• **WHAT THE EXERCISE ASKS**: Can you write out all the lines word for word, with no pictures?

* begin MATERIAL TO PROCESS *

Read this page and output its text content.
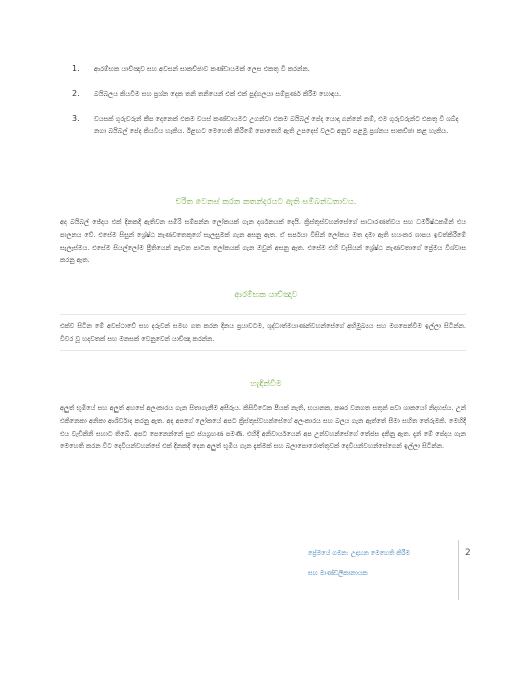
1.	ආරම්භක යාච්ඤාව සහ අවසන් සාකච්ඡාව කණ්ඩායමක් ලෙස එකතු වී කරන්න.
2.	බයිබලය කියවීම සහ ප්‍රශ්න දෙක තනි තනියෙන් එක් එක් පුද්ගලයා සම්පූර්ණ කිරීම හොඳය.
3.	වයසක් ගුරුවරුන් කීප දෙනෙක් එකම වයස් කණ්ඩායමට උගන්වා එකම බයිබල් පේද යොදා ගන්නේ නම්, එම ගුරුවරුන්ට එකතු වී ශබ්ද නගා බයිබල් පේද කියවිය හැකිය. ඊළඟට මෙහෙති කිරීමේ පොතෙහි ඇති උපදෙස් වලට අනුව පළමු ප්‍රශ්නය සාකච්ඡා කළ හැකිය.
චරිත වෙනස් කරන කතන්දරයට ඇති සම්බන්ධතාවය.

අද බයිබල් ජේදය එක් දිනකදී ඇතිවන සමිරි සම්පන්න ලෝකයක් ගැන දර්ශනයක් දෙයි. ක්‍රිස්තුස්වහන්සේගේ සාධාරණත්වය සහ ධර්මිෂ්ඨකමින් එය පාලනය වේ. එසේම සිසුන් ශ්‍රේෂ්ඨ නැණවතෙකුගේ සැලසුමක් ගැන අසනු ඇත. ඒ සර්පයා විසින් ලෝකය මත දමා ඇති භයංකර ශාපය ඉවත්කිරීමේ සැලැස්මය. එසේම සියල්ලෝම ප්‍රීතියෙන් නැවත පාටන ලෝකයක් ගැන ඔවුන් අසනු ඇත. එසේම එහි වැසියන් ශ්‍රේෂ්ඨ නැණවතාගේ ප්‍රේමය විශ්වාස කරනු ඇත.

ආරම්භක යාච්ඤාව

එක්ව සිටින මේ අවස්ථාවේ සහ දරුවන් සමඟ ගත කරන දිනය ප්‍රයාවටම, ශුද්ධාත්මයාණන්වහන්සේගේ අභිමුඛ්‍යය සහ මගපෙන්වීම ඉල්ලා සිටින්න. විවර වූ හදවතක් සහ මනසක් වෙනුවෙන් යාච්ඤා කරන්න.

හැඳින්වීම

අලුත් භූමියේ සහ අලුත් අහසේ අලංකාරය ගැන සිතාගැනීම අසීරුය. කිසිවිටෙක පීයක් නැති, භයානක, කෲර වනගත සතුන් පවා ශාකයෝ නිදහස්ය. උන් එකිනෙකා අනිකා ආශිර්වාද කරනු ඇත. අද අපගේ ලෝකයේ අපට ක්‍රිස්තුස්වහන්සේගේ අලංකාරය සහ බලය ගැන ඇත්තේ සීමා සහිත තේරුමකි. මෙහිදී එය වැඩිකිනි සහාට තිබේ. අපට පෙනෙන්නේ සුළු ජයග්‍රහණ පමණි. එහිදී අනිවාර්යයෙන් අප උන්වහන්සේගේ තේජස දකිනු ඇත. දැන් මේ පේදය ගැන මෙහෙති කරන විට දෙවියන්වහන්සේ එක් දිනකදී දෙන අලුත් භූමිය ගැන දැක්මක් සහ බලාපොරොත්තුවක් දෙවියන්වහන්සේගෙන් ඉල්ලා සිටින්න.

ප්‍රේමයේ ගමන: උදාහන මෙහෙති කිරීම
සහ මාණ්ඩලිකානායක
2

* end MATERIAL TO PROCESS *

• **WORKED SOLUTION**:
Read this page and output its text content.
1.	ආරම්භක යාච්ඤාව සහ අවසන් සාකච්ඡාව කණ්ඩායමක් ලෙස එකතු වී කරන්න.
2.	බයිබලය කියවීම සහ ප්‍රශ්න දෙක තනි තනියෙන් එක් එක් පුද්ගලයා සම්පූර්ණ කිරීම හොඳය.
3.	වයසක් ගුරුවරුන් කීප දෙනෙක් එකම වයස් කණ්ඩායමට උගන්වා එකම බයිබල් පේද යොදා ගන්නේ නම්, එම ගුරුවරුන්ට එකතු වී ශබ්ද නගා බයිබල් පේද කියවිය හැකිය. ඊළඟට මෙහෙති කිරීමේ පොතෙහි ඇති උපදෙස් වලට අනුව පළමු ප්‍රශ්නය සාකච්ඡා කළ හැකිය.
චරිත වෙනස් කරන කතන්දරයට ඇති සම්බන්ධතාවය.

අද බයිබල් ජේදය එක් දිනකදී ඇතිවන සමිරි සම්පන්න ලෝකයක් ගැන දර්ශනයක් දෙයි. ක්‍රිස්තුස්වහන්සේගේ සාධාරණත්වය සහ ධර්මිෂ්ඨකමින් එය පාලනය වේ. එසේම සිසුන් ශ්‍රේෂ්ඨ නැණවතෙකුගේ සැලසුමක් ගැන අසනු ඇත. ඒ සර්පයා විසින් ලෝකය මත දමා ඇති භයංකර ශාපය ඉවත්කිරීමේ සැලැස්මය. එසේම සියල්ලෝම ප්‍රීතියෙන් නැවත පාටන ලෝකයක් ගැන ඔවුන් අසනු ඇත. එසේම එහි වැසියන් ශ්‍රේෂ්ඨ නැණවතාගේ ප්‍රේමය විශ්වාස කරනු ඇත.

ආරම්භක යාච්ඤාව

එක්ව සිටින මේ අවස්ථාවේ සහ දරුවන් සමඟ ගත කරන දිනය ප්‍රයාවටම, ශුද්ධාත්මයාණන්වහන්සේගේ අභිමුඛ්‍යය සහ මගපෙන්වීම ඉල්ලා සිටින්න. විවර වූ හදවතක් සහ මනසක් වෙනුවෙන් යාච්ඤා කරන්න.

හැඳින්වීම

අලුත් භූමියේ සහ අලුත් අහසේ අලංකාරය ගැන සිතාගැනීම අසීරුය. කිසිවිටෙක පීයක් නැති, භයානක, කෲර වනගත සතුන් පවා ශාකයෝ නිදහස්ය. උන් එකිනෙකා අනිකා ආශිර්වාද කරනු ඇත. අද අපගේ ලෝකයේ අපට ක්‍රිස්තුස්වහන්සේගේ අලංකාරය සහ බලය ගැන ඇත්තේ සීමා සහිත තේරුමකි. මෙහිදී එය වැඩිකිනි සහාට තිබේ. අපට පෙනෙන්නේ සුළු ජයග්‍රහණ පමණි. එහිදී අනිවාර්යයෙන් අප උන්වහන්සේගේ තේජස දකිනු ඇත. දැන් මේ පේදය ගැන මෙහෙති කරන විට දෙවියන්වහන්සේ එක් දිනකදී දෙන අලුත් භූමිය ගැන දැක්මක් සහ බලාපොරොත්තුවක් දෙවියන්වහන්සේගෙන් ඉල්ලා සිටින්න.

ප්‍රේමයේ ගමන: උදාහන මෙහෙති කිරීම
සහ මාණ්ඩලිකානායක
2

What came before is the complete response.